__Task description__. Extract each line bearing the word "Выполнение".

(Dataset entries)
>> Begin

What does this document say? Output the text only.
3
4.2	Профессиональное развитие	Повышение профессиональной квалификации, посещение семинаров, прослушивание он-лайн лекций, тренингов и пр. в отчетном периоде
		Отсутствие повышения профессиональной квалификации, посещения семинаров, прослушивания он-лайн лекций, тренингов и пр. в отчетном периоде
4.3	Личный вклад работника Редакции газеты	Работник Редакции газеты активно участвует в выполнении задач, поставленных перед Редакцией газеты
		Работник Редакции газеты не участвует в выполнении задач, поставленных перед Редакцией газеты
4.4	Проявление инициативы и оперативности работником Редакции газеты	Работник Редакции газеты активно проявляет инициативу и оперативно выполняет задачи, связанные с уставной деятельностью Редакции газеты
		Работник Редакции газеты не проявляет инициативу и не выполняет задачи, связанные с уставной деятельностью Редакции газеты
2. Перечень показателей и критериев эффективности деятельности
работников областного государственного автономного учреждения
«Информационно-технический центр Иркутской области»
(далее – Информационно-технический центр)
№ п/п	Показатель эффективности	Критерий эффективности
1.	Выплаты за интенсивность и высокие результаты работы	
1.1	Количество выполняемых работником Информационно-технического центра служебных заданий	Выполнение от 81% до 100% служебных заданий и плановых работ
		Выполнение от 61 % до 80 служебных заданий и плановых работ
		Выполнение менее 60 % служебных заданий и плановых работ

>> End
>> Begin

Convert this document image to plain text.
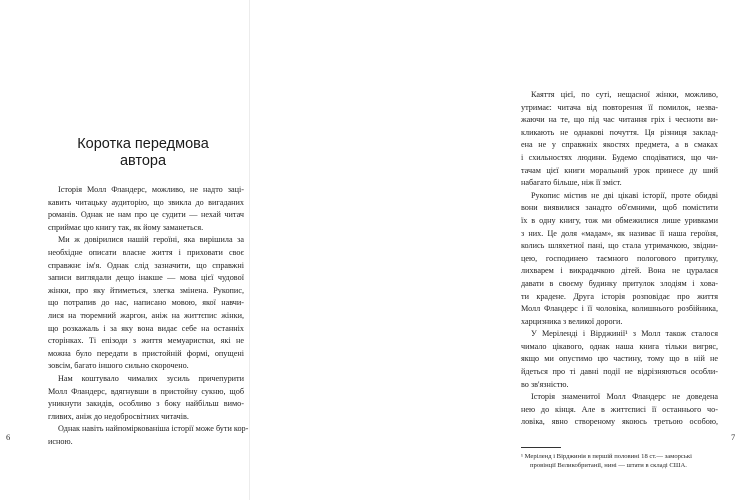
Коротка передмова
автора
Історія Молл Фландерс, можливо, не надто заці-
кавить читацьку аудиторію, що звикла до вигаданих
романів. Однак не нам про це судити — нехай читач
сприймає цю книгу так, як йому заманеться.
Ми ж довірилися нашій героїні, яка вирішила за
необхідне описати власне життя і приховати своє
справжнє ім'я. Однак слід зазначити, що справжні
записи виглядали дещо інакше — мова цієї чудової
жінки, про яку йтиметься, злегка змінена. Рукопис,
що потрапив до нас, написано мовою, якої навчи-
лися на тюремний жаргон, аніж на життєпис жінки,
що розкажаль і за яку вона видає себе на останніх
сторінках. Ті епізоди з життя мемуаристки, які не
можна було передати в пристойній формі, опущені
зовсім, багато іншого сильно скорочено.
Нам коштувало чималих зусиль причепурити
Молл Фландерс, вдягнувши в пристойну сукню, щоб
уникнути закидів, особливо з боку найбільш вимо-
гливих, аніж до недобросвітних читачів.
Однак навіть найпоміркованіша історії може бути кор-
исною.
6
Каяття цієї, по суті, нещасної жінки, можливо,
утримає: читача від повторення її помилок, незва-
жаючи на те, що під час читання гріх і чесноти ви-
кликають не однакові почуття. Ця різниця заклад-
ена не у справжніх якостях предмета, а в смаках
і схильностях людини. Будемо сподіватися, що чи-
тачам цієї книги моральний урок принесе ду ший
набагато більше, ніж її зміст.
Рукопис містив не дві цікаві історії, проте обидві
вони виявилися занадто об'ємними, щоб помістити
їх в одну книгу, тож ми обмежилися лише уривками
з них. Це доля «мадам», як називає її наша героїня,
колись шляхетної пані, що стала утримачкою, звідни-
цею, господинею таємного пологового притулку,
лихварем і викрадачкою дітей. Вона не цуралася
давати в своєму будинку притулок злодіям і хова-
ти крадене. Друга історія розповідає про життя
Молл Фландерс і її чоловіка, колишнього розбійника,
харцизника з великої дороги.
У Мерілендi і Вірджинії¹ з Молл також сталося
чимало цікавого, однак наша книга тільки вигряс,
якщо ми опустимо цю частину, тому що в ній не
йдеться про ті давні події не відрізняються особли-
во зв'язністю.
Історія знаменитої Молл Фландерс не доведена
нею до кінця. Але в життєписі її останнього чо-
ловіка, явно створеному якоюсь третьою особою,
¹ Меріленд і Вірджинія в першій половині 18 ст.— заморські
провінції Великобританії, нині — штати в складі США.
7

>> End

__Expected answer__.
1.1	Количество выполняемых работником Информационно-технического центра служебных заданий	Выполнение от 81% до 100% служебных заданий и плановых работ
		Выполнение от 61 % до 80 служебных заданий и плановых работ
		Выполнение менее 60 % служебных заданий и плановых работ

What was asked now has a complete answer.